# Records shown start

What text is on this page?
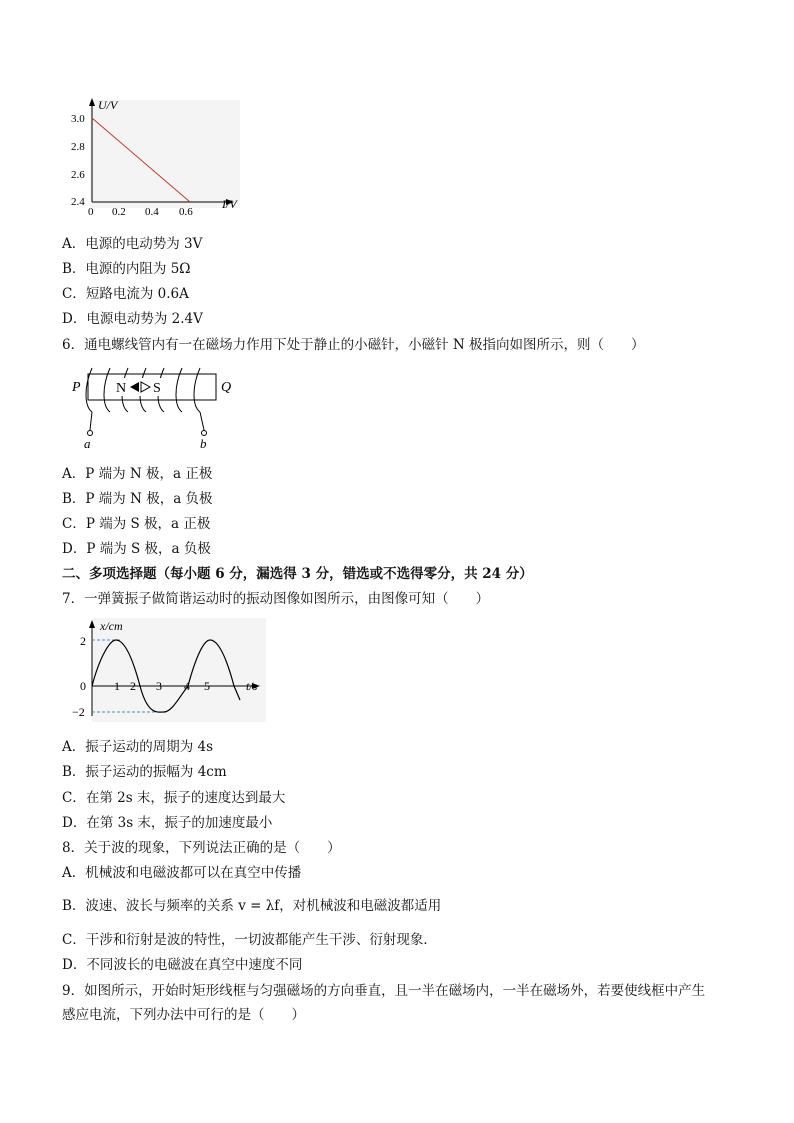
U/V
I/V
3.0
2.8
2.6
2.4
0 0.2 0.4 0.6
A．电源的电动势为 3V
B．电源的内阻为 5Ω
C．短路电流为 0.6A
D．电源电动势为 2.4V
6．通电螺线管内有一在磁场力作用下处于静止的小磁针，小磁针 N 极指向如图所示，则（　　）
N S
P	Q
a	b
A．P 端为 N 极，a 正极
B．P 端为 N 极，a 负极
C．P 端为 S 极，a 正极
D．P 端为 S 极，a 负极
二、多项选择题（每小题 6 分，漏选得 3 分，错选或不选得零分，共 24 分）
7．一弹簧振子做简谐运动时的振动图像如图所示，由图像可知（　　）
t/s
x/cm
2
0
−2
1 2 3 4 5
A．振子运动的周期为 4s
B．振子运动的振幅为 4cm
C．在第 2s 末，振子的速度达到最大
D．在第 3s 末，振子的加速度最小
8．关于波的现象，下列说法正确的是（　　）
A．机械波和电磁波都可以在真空中传播
B．波速、波长与频率的关系 v = λf，对机械波和电磁波都适用
C．干涉和衍射是波的特性，一切波都能产生干涉、衍射现象．
D．不同波长的电磁波在真空中速度不同
9．如图所示，开始时矩形线框与匀强磁场的方向垂直，且一半在磁场内，一半在磁场外，若要使线框中产生
感应电流，下列办法中可行的是（　　）
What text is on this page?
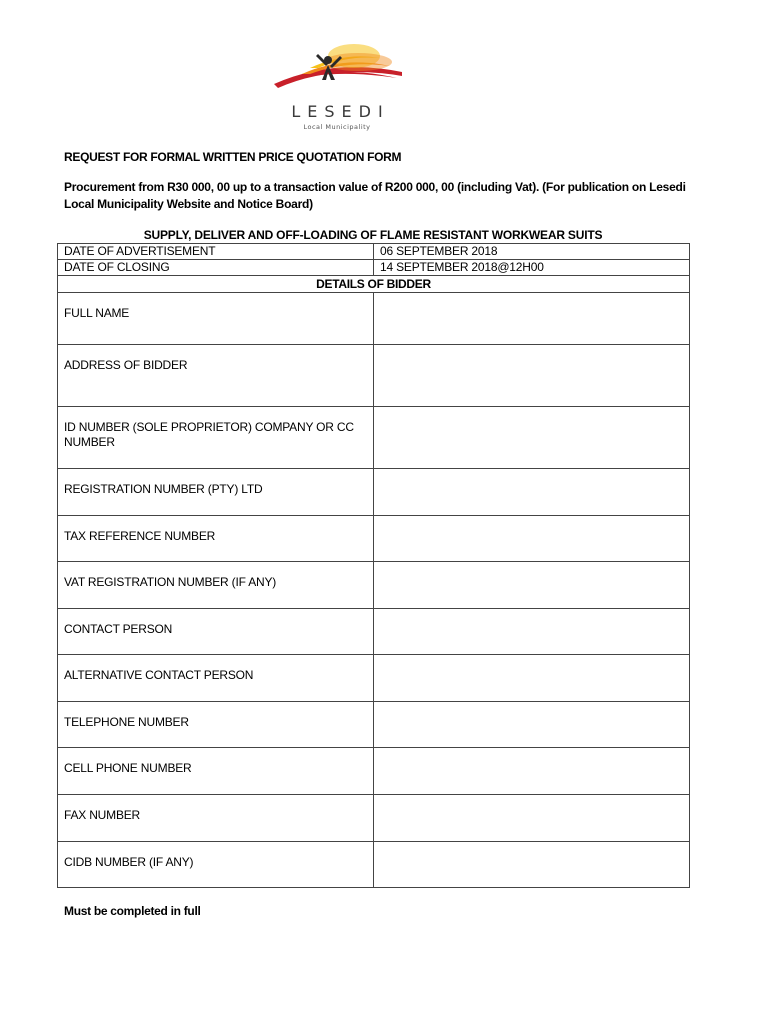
LESEDI
Local Municipality
REQUEST FOR FORMAL WRITTEN PRICE QUOTATION FORM
Procurement from R30 000, 00 up to a transaction value of R200 000, 00 (including Vat). (For publication on Lesedi Local Municipality Website and Notice Board)
SUPPLY, DELIVER AND OFF-LOADING OF FLAME RESISTANT WORKWEAR SUITS
DATE OF ADVERTISEMENT	06 SEPTEMBER 2018
DATE OF CLOSING	14 SEPTEMBER 2018@12H00
DETAILS OF BIDDER	
FULL NAME	
ADDRESS OF BIDDER	
ID NUMBER (SOLE PROPRIETOR) COMPANY OR CC NUMBER	
REGISTRATION NUMBER (PTY) LTD	
TAX REFERENCE NUMBER	
VAT REGISTRATION NUMBER (IF ANY)	
CONTACT PERSON	
ALTERNATIVE CONTACT PERSON	
TELEPHONE NUMBER	
CELL PHONE NUMBER	
FAX NUMBER	
CIDB NUMBER (IF ANY)	
Must be completed in full
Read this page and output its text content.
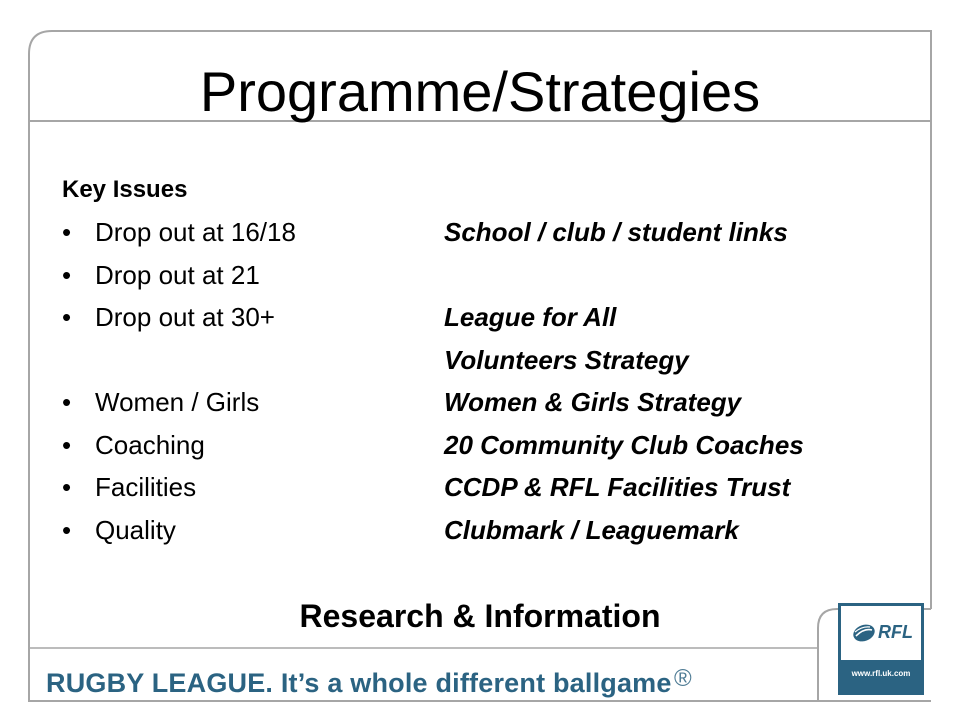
Programme/Strategies
Key Issues
• Drop out at 16/18	School / club / student links
• Drop out at 21
• Drop out at 30+	League for All
Volunteers Strategy
• Women / Girls	Women & Girls Strategy
• Coaching	20 Community Club Coaches
• Facilities	CCDP & RFL Facilities Trust
• Quality	Clubmark / Leaguemark
Research & Information
RUGBY LEAGUE. It’s a whole different ballgame®
RFL
www.rfl.uk.com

# Records shown end

[Exercise prompt]
Repeat all the records above exactly, leaving out any pictures.

[Written solution]
What text is on this page?
U/V
I/V
3.0
2.8
2.6
2.4
0 0.2 0.4 0.6
A．电源的电动势为 3V
B．电源的内阻为 5Ω
C．短路电流为 0.6A
D．电源电动势为 2.4V
6．通电螺线管内有一在磁场力作用下处于静止的小磁针，小磁针 N 极指向如图所示，则（　　）
N S
P	Q
a	b
A．P 端为 N 极，a 正极
B．P 端为 N 极，a 负极
C．P 端为 S 极，a 正极
D．P 端为 S 极，a 负极
二、多项选择题（每小题 6 分，漏选得 3 分，错选或不选得零分，共 24 分）
7．一弹簧振子做简谐运动时的振动图像如图所示，由图像可知（　　）
t/s
x/cm
2
0
−2
1 2 3 4 5
A．振子运动的周期为 4s
B．振子运动的振幅为 4cm
C．在第 2s 末，振子的速度达到最大
D．在第 3s 末，振子的加速度最小
8．关于波的现象，下列说法正确的是（　　）
A．机械波和电磁波都可以在真空中传播
B．波速、波长与频率的关系 v = λf，对机械波和电磁波都适用
C．干涉和衍射是波的特性，一切波都能产生干涉、衍射现象．
D．不同波长的电磁波在真空中速度不同
9．如图所示，开始时矩形线框与匀强磁场的方向垂直，且一半在磁场内，一半在磁场外，若要使线框中产生
感应电流，下列办法中可行的是（　　）
What text is on this page?
LESEDI
Local Municipality
REQUEST FOR FORMAL WRITTEN PRICE QUOTATION FORM
Procurement from R30 000, 00 up to a transaction value of R200 000, 00 (including Vat). (For publication on Lesedi Local Municipality Website and Notice Board)
SUPPLY, DELIVER AND OFF-LOADING OF FLAME RESISTANT WORKWEAR SUITS
DATE OF ADVERTISEMENT	06 SEPTEMBER 2018
DATE OF CLOSING	14 SEPTEMBER 2018@12H00
DETAILS OF BIDDER	
FULL NAME	
ADDRESS OF BIDDER	
ID NUMBER (SOLE PROPRIETOR) COMPANY OR CC NUMBER	
REGISTRATION NUMBER (PTY) LTD	
TAX REFERENCE NUMBER	
VAT REGISTRATION NUMBER (IF ANY)	
CONTACT PERSON	
ALTERNATIVE CONTACT PERSON	
TELEPHONE NUMBER	
CELL PHONE NUMBER	
FAX NUMBER	
CIDB NUMBER (IF ANY)	
Must be completed in full
Read this page and output its text content.
Programme/Strategies
Key Issues
• Drop out at 16/18	School / club / student links
• Drop out at 21
• Drop out at 30+	League for All
Volunteers Strategy
• Women / Girls	Women & Girls Strategy
• Coaching	20 Community Club Coaches
• Facilities	CCDP & RFL Facilities Trust
• Quality	Clubmark / Leaguemark
Research & Information
RUGBY LEAGUE. It’s a whole different ballgame®
RFL
www.rfl.uk.com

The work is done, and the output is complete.